DATASET EXCERPTS:
════════════════
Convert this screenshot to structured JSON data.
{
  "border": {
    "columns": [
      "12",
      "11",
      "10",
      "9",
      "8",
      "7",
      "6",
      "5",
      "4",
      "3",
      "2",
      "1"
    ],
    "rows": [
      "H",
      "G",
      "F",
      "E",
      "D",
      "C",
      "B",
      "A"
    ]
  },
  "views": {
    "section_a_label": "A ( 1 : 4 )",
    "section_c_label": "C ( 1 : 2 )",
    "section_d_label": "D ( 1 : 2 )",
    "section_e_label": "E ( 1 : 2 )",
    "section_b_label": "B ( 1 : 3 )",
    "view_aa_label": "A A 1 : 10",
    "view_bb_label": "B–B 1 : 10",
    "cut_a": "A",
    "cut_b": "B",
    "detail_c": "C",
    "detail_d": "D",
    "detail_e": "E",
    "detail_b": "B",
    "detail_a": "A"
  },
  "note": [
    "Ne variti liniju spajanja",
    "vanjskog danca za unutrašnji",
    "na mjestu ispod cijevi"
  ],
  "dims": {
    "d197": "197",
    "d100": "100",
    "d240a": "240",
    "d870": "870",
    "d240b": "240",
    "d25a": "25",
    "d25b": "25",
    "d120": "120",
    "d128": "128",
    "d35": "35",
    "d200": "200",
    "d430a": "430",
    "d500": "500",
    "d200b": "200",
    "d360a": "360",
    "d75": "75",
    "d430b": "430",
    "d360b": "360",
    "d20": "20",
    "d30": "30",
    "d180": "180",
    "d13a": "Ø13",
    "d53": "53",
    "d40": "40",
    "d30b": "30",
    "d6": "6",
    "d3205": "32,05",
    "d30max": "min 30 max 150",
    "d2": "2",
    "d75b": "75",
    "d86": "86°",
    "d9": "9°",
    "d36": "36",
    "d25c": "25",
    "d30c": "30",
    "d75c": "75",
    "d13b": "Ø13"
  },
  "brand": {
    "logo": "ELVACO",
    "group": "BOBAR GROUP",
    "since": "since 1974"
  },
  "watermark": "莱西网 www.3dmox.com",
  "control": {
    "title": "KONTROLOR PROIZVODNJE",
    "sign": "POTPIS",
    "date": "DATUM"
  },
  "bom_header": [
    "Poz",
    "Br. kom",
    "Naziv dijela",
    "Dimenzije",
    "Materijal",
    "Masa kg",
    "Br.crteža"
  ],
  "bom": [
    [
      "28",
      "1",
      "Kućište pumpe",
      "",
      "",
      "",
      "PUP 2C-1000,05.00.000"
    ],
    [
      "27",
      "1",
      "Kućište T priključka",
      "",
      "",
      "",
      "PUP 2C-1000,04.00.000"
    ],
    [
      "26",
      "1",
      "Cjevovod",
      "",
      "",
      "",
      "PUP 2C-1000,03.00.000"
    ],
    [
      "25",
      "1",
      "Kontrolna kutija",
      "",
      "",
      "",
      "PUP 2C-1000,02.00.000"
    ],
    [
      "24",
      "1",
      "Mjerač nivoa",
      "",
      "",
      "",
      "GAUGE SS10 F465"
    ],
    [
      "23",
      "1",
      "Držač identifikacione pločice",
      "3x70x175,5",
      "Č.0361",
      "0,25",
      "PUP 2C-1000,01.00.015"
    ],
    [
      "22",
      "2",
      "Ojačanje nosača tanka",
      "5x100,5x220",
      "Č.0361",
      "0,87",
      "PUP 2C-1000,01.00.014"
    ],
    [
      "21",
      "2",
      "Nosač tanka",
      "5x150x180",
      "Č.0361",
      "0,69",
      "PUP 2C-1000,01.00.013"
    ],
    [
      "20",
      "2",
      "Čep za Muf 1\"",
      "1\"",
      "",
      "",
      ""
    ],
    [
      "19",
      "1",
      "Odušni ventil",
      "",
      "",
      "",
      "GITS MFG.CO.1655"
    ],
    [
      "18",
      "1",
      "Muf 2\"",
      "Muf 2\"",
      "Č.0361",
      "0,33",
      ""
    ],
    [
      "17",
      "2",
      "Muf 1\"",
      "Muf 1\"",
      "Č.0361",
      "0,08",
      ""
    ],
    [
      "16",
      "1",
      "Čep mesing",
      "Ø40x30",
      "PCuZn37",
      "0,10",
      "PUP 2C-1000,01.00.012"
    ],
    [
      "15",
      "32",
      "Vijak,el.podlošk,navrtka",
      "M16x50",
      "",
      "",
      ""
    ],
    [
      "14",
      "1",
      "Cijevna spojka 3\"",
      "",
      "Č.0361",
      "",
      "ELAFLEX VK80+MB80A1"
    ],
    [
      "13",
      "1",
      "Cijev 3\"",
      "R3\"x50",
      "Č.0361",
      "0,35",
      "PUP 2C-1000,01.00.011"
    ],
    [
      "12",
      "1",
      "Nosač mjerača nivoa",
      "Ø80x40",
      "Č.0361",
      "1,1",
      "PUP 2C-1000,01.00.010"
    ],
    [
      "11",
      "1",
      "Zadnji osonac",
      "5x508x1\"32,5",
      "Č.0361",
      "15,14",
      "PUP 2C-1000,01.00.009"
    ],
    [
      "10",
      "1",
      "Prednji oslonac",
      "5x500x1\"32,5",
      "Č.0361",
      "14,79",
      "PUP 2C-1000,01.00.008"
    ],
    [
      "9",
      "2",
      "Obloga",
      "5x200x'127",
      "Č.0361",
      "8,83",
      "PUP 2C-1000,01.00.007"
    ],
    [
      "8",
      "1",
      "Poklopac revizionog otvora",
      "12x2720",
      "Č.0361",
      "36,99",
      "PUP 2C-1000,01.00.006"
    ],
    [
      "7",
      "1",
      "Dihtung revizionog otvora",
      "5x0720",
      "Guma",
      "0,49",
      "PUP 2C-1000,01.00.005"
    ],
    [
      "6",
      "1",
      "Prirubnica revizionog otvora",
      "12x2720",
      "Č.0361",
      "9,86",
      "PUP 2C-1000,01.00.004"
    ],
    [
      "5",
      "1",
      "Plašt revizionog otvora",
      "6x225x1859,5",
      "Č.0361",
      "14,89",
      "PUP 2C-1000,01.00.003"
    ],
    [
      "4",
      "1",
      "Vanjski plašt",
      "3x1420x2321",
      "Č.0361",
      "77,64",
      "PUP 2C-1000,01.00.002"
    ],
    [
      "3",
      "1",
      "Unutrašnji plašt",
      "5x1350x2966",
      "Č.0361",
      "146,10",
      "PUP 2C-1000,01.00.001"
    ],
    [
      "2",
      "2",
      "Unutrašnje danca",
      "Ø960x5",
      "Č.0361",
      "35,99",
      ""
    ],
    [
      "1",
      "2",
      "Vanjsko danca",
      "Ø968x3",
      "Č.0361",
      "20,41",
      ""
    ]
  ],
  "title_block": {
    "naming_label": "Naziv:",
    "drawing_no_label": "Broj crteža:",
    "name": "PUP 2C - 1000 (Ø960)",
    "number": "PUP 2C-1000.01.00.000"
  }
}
════════════════
PROBLEM REQUIREMENTS:
Every entry above needs to be quoted exactly.

EXPECTED ANSWER:
Convert this screenshot to structured JSON data.
{
  "border": {
    "columns": [
      "12",
      "11",
      "10",
      "9",
      "8",
      "7",
      "6",
      "5",
      "4",
      "3",
      "2",
      "1"
    ],
    "rows": [
      "H",
      "G",
      "F",
      "E",
      "D",
      "C",
      "B",
      "A"
    ]
  },
  "views": {
    "section_a_label": "A ( 1 : 4 )",
    "section_c_label": "C ( 1 : 2 )",
    "section_d_label": "D ( 1 : 2 )",
    "section_e_label": "E ( 1 : 2 )",
    "section_b_label": "B ( 1 : 3 )",
    "view_aa_label": "A A 1 : 10",
    "view_bb_label": "B–B 1 : 10",
    "cut_a": "A",
    "cut_b": "B",
    "detail_c": "C",
    "detail_d": "D",
    "detail_e": "E",
    "detail_b": "B",
    "detail_a": "A"
  },
  "note": [
    "Ne variti liniju spajanja",
    "vanjskog danca za unutrašnji",
    "na mjestu ispod cijevi"
  ],
  "dims": {
    "d197": "197",
    "d100": "100",
    "d240a": "240",
    "d870": "870",
    "d240b": "240",
    "d25a": "25",
    "d25b": "25",
    "d120": "120",
    "d128": "128",
    "d35": "35",
    "d200": "200",
    "d430a": "430",
    "d500": "500",
    "d200b": "200",
    "d360a": "360",
    "d75": "75",
    "d430b": "430",
    "d360b": "360",
    "d20": "20",
    "d30": "30",
    "d180": "180",
    "d13a": "Ø13",
    "d53": "53",
    "d40": "40",
    "d30b": "30",
    "d6": "6",
    "d3205": "32,05",
    "d30max": "min 30 max 150",
    "d2": "2",
    "d75b": "75",
    "d86": "86°",
    "d9": "9°",
    "d36": "36",
    "d25c": "25",
    "d30c": "30",
    "d75c": "75",
    "d13b": "Ø13"
  },
  "brand": {
    "logo": "ELVACO",
    "group": "BOBAR GROUP",
    "since": "since 1974"
  },
  "watermark": "莱西网 www.3dmox.com",
  "control": {
    "title": "KONTROLOR PROIZVODNJE",
    "sign": "POTPIS",
    "date": "DATUM"
  },
  "bom_header": [
    "Poz",
    "Br. kom",
    "Naziv dijela",
    "Dimenzije",
    "Materijal",
    "Masa kg",
    "Br.crteža"
  ],
  "bom": [
    [
      "28",
      "1",
      "Kućište pumpe",
      "",
      "",
      "",
      "PUP 2C-1000,05.00.000"
    ],
    [
      "27",
      "1",
      "Kućište T priključka",
      "",
      "",
      "",
      "PUP 2C-1000,04.00.000"
    ],
    [
      "26",
      "1",
      "Cjevovod",
      "",
      "",
      "",
      "PUP 2C-1000,03.00.000"
    ],
    [
      "25",
      "1",
      "Kontrolna kutija",
      "",
      "",
      "",
      "PUP 2C-1000,02.00.000"
    ],
    [
      "24",
      "1",
      "Mjerač nivoa",
      "",
      "",
      "",
      "GAUGE SS10 F465"
    ],
    [
      "23",
      "1",
      "Držač identifikacione pločice",
      "3x70x175,5",
      "Č.0361",
      "0,25",
      "PUP 2C-1000,01.00.015"
    ],
    [
      "22",
      "2",
      "Ojačanje nosača tanka",
      "5x100,5x220",
      "Č.0361",
      "0,87",
      "PUP 2C-1000,01.00.014"
    ],
    [
      "21",
      "2",
      "Nosač tanka",
      "5x150x180",
      "Č.0361",
      "0,69",
      "PUP 2C-1000,01.00.013"
    ],
    [
      "20",
      "2",
      "Čep za Muf 1\"",
      "1\"",
      "",
      "",
      ""
    ],
    [
      "19",
      "1",
      "Odušni ventil",
      "",
      "",
      "",
      "GITS MFG.CO.1655"
    ],
    [
      "18",
      "1",
      "Muf 2\"",
      "Muf 2\"",
      "Č.0361",
      "0,33",
      ""
    ],
    [
      "17",
      "2",
      "Muf 1\"",
      "Muf 1\"",
      "Č.0361",
      "0,08",
      ""
    ],
    [
      "16",
      "1",
      "Čep mesing",
      "Ø40x30",
      "PCuZn37",
      "0,10",
      "PUP 2C-1000,01.00.012"
    ],
    [
      "15",
      "32",
      "Vijak,el.podlošk,navrtka",
      "M16x50",
      "",
      "",
      ""
    ],
    [
      "14",
      "1",
      "Cijevna spojka 3\"",
      "",
      "Č.0361",
      "",
      "ELAFLEX VK80+MB80A1"
    ],
    [
      "13",
      "1",
      "Cijev 3\"",
      "R3\"x50",
      "Č.0361",
      "0,35",
      "PUP 2C-1000,01.00.011"
    ],
    [
      "12",
      "1",
      "Nosač mjerača nivoa",
      "Ø80x40",
      "Č.0361",
      "1,1",
      "PUP 2C-1000,01.00.010"
    ],
    [
      "11",
      "1",
      "Zadnji osonac",
      "5x508x1\"32,5",
      "Č.0361",
      "15,14",
      "PUP 2C-1000,01.00.009"
    ],
    [
      "10",
      "1",
      "Prednji oslonac",
      "5x500x1\"32,5",
      "Č.0361",
      "14,79",
      "PUP 2C-1000,01.00.008"
    ],
    [
      "9",
      "2",
      "Obloga",
      "5x200x'127",
      "Č.0361",
      "8,83",
      "PUP 2C-1000,01.00.007"
    ],
    [
      "8",
      "1",
      "Poklopac revizionog otvora",
      "12x2720",
      "Č.0361",
      "36,99",
      "PUP 2C-1000,01.00.006"
    ],
    [
      "7",
      "1",
      "Dihtung revizionog otvora",
      "5x0720",
      "Guma",
      "0,49",
      "PUP 2C-1000,01.00.005"
    ],
    [
      "6",
      "1",
      "Prirubnica revizionog otvora",
      "12x2720",
      "Č.0361",
      "9,86",
      "PUP 2C-1000,01.00.004"
    ],
    [
      "5",
      "1",
      "Plašt revizionog otvora",
      "6x225x1859,5",
      "Č.0361",
      "14,89",
      "PUP 2C-1000,01.00.003"
    ],
    [
      "4",
      "1",
      "Vanjski plašt",
      "3x1420x2321",
      "Č.0361",
      "77,64",
      "PUP 2C-1000,01.00.002"
    ],
    [
      "3",
      "1",
      "Unutrašnji plašt",
      "5x1350x2966",
      "Č.0361",
      "146,10",
      "PUP 2C-1000,01.00.001"
    ],
    [
      "2",
      "2",
      "Unutrašnje danca",
      "Ø960x5",
      "Č.0361",
      "35,99",
      ""
    ],
    [
      "1",
      "2",
      "Vanjsko danca",
      "Ø968x3",
      "Č.0361",
      "20,41",
      ""
    ]
  ],
  "title_block": {
    "naming_label": "Naziv:",
    "drawing_no_label": "Broj crteža:",
    "name": "PUP 2C - 1000 (Ø960)",
    "number": "PUP 2C-1000.01.00.000"
  }
}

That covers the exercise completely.